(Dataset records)
+===+
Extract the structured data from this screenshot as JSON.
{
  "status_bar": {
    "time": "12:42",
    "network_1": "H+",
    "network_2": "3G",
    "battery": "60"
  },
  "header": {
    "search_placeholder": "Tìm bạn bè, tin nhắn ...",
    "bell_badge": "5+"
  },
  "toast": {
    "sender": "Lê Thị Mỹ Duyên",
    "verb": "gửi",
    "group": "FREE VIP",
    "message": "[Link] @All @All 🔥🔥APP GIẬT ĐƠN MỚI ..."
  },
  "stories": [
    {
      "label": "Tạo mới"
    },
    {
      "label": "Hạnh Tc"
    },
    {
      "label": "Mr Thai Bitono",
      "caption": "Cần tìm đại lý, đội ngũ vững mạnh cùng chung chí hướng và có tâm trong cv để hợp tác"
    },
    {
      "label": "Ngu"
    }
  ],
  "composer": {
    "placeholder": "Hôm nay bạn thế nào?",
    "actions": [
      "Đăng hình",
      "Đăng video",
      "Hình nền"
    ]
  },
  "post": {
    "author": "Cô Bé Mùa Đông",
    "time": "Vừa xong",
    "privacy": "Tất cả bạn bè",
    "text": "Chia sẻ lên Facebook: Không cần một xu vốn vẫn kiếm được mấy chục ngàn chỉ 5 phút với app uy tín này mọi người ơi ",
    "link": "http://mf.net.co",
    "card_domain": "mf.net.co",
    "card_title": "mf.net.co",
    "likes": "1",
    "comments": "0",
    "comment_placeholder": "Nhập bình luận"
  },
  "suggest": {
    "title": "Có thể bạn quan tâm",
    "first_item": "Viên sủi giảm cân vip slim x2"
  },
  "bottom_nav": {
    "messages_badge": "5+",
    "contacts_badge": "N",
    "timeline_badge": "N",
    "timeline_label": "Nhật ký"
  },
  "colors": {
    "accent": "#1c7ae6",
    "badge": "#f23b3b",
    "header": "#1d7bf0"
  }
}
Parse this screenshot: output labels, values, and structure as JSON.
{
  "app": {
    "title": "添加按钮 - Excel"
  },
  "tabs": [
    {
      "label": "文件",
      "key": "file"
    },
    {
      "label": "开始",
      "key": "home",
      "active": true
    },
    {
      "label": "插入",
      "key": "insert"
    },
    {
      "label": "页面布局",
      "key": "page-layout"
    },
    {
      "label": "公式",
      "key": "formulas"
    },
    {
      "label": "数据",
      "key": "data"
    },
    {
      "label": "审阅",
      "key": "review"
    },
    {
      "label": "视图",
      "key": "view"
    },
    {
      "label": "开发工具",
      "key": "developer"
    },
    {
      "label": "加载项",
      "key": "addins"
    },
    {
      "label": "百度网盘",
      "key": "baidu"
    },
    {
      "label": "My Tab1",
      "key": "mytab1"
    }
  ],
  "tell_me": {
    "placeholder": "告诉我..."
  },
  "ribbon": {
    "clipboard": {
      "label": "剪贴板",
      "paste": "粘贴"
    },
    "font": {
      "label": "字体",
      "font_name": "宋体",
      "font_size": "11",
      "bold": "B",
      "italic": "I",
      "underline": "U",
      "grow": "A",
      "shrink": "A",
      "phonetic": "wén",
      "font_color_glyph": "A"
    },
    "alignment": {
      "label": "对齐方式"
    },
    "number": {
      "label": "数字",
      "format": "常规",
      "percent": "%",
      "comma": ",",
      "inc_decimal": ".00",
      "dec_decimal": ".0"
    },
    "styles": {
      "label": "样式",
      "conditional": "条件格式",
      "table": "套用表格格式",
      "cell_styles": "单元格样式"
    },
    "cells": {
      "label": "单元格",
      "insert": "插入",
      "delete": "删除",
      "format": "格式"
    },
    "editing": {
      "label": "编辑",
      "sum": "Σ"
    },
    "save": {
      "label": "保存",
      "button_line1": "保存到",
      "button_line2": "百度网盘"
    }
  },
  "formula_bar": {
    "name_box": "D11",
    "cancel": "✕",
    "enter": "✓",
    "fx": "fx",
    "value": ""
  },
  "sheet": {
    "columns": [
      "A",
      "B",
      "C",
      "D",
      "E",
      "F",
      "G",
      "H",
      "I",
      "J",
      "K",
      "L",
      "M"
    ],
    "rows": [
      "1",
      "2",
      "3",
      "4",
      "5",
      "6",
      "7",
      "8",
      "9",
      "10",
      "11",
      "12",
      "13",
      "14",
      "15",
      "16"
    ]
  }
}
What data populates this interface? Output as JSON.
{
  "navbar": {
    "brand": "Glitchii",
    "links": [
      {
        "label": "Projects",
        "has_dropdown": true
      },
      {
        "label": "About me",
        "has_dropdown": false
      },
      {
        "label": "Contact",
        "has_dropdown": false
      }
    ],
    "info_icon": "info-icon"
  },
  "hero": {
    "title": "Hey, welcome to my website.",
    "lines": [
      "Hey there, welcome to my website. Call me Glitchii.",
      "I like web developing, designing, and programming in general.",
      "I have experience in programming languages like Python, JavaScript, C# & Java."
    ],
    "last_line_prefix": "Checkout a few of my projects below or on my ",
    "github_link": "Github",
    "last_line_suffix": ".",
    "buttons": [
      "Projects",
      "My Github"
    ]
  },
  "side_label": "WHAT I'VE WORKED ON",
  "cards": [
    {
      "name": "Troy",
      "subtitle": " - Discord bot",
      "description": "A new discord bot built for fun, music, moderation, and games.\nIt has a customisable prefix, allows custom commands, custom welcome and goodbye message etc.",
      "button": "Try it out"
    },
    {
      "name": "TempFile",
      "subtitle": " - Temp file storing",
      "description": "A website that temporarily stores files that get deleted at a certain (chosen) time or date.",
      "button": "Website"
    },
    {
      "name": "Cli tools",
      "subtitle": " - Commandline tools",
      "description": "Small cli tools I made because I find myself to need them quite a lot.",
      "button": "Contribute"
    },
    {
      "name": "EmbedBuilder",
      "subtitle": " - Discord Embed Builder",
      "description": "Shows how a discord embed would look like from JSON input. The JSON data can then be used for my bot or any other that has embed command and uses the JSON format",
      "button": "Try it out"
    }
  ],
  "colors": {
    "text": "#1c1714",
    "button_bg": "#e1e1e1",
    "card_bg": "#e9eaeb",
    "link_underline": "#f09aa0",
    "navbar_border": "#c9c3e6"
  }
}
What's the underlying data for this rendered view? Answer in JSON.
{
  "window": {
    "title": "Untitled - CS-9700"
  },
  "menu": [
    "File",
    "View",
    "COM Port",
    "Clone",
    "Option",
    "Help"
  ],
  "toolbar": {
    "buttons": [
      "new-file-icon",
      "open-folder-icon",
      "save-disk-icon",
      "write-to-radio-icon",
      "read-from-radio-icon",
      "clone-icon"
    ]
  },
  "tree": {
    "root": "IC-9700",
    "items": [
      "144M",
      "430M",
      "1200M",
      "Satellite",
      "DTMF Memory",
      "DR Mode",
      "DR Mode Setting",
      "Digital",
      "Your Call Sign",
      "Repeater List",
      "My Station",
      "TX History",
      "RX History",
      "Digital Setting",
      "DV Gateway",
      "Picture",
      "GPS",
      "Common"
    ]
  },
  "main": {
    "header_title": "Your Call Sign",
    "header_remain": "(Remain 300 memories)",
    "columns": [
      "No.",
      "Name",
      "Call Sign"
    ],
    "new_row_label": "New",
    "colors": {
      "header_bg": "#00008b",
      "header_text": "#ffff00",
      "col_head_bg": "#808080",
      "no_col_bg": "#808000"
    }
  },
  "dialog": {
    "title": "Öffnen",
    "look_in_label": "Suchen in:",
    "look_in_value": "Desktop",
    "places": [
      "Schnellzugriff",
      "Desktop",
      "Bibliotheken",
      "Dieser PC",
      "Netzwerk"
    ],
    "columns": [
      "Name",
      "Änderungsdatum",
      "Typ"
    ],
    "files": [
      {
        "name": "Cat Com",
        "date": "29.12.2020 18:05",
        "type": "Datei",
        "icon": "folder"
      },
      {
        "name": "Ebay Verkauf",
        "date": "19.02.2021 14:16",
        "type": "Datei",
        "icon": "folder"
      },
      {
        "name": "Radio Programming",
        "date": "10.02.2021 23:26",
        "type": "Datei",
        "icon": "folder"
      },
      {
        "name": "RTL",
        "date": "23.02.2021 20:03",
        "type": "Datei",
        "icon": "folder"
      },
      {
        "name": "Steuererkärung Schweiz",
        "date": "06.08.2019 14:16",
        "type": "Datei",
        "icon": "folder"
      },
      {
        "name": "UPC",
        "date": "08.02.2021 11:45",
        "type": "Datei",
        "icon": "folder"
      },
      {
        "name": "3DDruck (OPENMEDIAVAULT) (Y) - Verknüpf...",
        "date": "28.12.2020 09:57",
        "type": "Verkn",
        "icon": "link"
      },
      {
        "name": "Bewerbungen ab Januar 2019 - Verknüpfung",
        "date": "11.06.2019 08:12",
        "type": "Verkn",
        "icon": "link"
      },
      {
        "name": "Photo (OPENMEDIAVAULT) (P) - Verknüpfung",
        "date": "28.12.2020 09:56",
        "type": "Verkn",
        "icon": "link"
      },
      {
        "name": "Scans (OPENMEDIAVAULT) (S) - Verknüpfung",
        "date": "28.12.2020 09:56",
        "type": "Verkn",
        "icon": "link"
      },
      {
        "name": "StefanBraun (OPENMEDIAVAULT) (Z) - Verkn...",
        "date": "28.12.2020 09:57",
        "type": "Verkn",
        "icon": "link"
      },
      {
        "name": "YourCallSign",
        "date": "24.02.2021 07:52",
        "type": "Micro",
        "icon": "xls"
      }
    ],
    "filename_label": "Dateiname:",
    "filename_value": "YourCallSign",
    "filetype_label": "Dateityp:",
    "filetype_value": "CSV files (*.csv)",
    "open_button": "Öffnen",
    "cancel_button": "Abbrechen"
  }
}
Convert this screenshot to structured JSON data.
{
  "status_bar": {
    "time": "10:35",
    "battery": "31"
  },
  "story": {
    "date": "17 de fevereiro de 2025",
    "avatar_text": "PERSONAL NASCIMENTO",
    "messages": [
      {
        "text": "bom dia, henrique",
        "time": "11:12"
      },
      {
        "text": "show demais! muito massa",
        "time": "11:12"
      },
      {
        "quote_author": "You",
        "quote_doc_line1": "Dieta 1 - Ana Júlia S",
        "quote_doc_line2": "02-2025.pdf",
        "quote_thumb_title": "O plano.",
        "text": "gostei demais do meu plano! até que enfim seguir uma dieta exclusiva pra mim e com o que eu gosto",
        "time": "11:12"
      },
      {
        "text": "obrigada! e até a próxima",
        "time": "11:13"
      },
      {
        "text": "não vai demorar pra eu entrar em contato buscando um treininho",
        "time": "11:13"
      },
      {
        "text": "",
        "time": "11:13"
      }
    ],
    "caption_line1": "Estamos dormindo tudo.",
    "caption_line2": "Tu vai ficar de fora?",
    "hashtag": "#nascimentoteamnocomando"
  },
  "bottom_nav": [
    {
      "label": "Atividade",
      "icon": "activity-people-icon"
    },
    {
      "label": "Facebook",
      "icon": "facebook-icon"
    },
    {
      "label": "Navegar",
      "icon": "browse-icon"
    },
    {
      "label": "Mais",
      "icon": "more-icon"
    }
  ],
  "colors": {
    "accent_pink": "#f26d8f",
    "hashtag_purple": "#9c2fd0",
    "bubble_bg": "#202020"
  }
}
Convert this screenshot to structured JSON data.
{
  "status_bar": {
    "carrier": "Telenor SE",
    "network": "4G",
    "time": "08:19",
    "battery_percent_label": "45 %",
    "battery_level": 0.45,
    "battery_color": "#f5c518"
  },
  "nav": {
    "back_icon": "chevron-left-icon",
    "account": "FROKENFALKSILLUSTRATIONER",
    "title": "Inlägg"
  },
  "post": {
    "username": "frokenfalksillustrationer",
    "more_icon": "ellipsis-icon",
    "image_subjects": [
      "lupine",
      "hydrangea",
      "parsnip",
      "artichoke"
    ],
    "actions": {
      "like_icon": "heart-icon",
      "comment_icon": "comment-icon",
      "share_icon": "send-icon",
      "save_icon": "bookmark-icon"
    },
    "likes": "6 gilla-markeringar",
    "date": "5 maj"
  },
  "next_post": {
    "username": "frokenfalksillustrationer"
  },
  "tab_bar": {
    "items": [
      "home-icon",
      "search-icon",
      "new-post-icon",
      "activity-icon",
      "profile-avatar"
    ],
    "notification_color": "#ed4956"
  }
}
+===+
• [STATED TASK]
Show every line where the string "welcome" appears.

• [TASK SOLUTION]
    "title": "Hey, welcome to my website.",
      "Hey there, welcome to my website. Call me Glitchii.",
      "description": "A new discord bot built for fun, music, moderation, and games.\nIt has a customisable prefix, allows custom commands, custom welcome and goodbye message etc.",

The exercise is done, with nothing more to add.